§ Instructions to follow: Copy out all of the material exactly as presented.

************

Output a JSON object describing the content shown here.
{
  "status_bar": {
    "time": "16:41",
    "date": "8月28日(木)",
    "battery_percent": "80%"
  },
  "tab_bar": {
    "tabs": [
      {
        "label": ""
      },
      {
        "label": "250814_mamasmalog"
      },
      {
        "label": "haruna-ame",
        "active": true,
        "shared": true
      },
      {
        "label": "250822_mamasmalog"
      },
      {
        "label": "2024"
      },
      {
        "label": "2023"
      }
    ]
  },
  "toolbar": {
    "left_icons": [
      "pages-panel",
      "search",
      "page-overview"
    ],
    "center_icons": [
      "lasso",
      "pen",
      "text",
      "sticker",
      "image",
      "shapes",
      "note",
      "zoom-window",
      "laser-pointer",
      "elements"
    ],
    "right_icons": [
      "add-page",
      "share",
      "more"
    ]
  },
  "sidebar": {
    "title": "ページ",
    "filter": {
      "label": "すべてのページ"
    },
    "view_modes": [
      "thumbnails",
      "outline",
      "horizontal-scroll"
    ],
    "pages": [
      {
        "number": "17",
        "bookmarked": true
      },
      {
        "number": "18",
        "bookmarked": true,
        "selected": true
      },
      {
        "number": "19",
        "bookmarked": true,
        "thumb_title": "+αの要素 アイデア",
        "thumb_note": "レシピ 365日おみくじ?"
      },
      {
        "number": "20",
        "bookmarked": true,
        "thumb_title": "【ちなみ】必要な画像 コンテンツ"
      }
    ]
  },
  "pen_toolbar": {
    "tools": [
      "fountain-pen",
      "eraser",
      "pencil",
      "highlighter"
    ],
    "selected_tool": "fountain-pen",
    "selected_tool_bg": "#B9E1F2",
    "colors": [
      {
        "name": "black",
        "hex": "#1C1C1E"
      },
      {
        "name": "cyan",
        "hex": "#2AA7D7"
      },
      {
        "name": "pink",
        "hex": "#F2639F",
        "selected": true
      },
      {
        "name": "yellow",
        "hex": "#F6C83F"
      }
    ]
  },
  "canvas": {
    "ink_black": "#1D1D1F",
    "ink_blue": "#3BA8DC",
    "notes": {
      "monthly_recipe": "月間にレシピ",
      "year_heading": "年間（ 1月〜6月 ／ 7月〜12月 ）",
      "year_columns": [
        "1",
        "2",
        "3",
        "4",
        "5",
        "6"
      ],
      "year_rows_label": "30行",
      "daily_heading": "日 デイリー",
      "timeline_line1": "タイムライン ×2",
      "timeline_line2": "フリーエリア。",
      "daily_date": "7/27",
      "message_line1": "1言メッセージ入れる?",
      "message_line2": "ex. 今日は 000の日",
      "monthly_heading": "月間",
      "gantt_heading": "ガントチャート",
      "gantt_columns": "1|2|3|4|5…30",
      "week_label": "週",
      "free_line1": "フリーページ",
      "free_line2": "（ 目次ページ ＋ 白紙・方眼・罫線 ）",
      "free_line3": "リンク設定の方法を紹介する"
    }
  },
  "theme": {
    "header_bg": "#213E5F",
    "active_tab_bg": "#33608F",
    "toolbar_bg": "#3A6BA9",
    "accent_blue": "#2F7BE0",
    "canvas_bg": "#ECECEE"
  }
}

************

§ Reply:
Output a JSON object describing the content shown here.
{
  "status_bar": {
    "time": "16:41",
    "date": "8月28日(木)",
    "battery_percent": "80%"
  },
  "tab_bar": {
    "tabs": [
      {
        "label": ""
      },
      {
        "label": "250814_mamasmalog"
      },
      {
        "label": "haruna-ame",
        "active": true,
        "shared": true
      },
      {
        "label": "250822_mamasmalog"
      },
      {
        "label": "2024"
      },
      {
        "label": "2023"
      }
    ]
  },
  "toolbar": {
    "left_icons": [
      "pages-panel",
      "search",
      "page-overview"
    ],
    "center_icons": [
      "lasso",
      "pen",
      "text",
      "sticker",
      "image",
      "shapes",
      "note",
      "zoom-window",
      "laser-pointer",
      "elements"
    ],
    "right_icons": [
      "add-page",
      "share",
      "more"
    ]
  },
  "sidebar": {
    "title": "ページ",
    "filter": {
      "label": "すべてのページ"
    },
    "view_modes": [
      "thumbnails",
      "outline",
      "horizontal-scroll"
    ],
    "pages": [
      {
        "number": "17",
        "bookmarked": true
      },
      {
        "number": "18",
        "bookmarked": true,
        "selected": true
      },
      {
        "number": "19",
        "bookmarked": true,
        "thumb_title": "+αの要素 アイデア",
        "thumb_note": "レシピ 365日おみくじ?"
      },
      {
        "number": "20",
        "bookmarked": true,
        "thumb_title": "【ちなみ】必要な画像 コンテンツ"
      }
    ]
  },
  "pen_toolbar": {
    "tools": [
      "fountain-pen",
      "eraser",
      "pencil",
      "highlighter"
    ],
    "selected_tool": "fountain-pen",
    "selected_tool_bg": "#B9E1F2",
    "colors": [
      {
        "name": "black",
        "hex": "#1C1C1E"
      },
      {
        "name": "cyan",
        "hex": "#2AA7D7"
      },
      {
        "name": "pink",
        "hex": "#F2639F",
        "selected": true
      },
      {
        "name": "yellow",
        "hex": "#F6C83F"
      }
    ]
  },
  "canvas": {
    "ink_black": "#1D1D1F",
    "ink_blue": "#3BA8DC",
    "notes": {
      "monthly_recipe": "月間にレシピ",
      "year_heading": "年間（ 1月〜6月 ／ 7月〜12月 ）",
      "year_columns": [
        "1",
        "2",
        "3",
        "4",
        "5",
        "6"
      ],
      "year_rows_label": "30行",
      "daily_heading": "日 デイリー",
      "timeline_line1": "タイムライン ×2",
      "timeline_line2": "フリーエリア。",
      "daily_date": "7/27",
      "message_line1": "1言メッセージ入れる?",
      "message_line2": "ex. 今日は 000の日",
      "monthly_heading": "月間",
      "gantt_heading": "ガントチャート",
      "gantt_columns": "1|2|3|4|5…30",
      "week_label": "週",
      "free_line1": "フリーページ",
      "free_line2": "（ 目次ページ ＋ 白紙・方眼・罫線 ）",
      "free_line3": "リンク設定の方法を紹介する"
    }
  },
  "theme": {
    "header_bg": "#213E5F",
    "active_tab_bg": "#33608F",
    "toolbar_bg": "#3A6BA9",
    "accent_blue": "#2F7BE0",
    "canvas_bg": "#ECECEE"
  }
}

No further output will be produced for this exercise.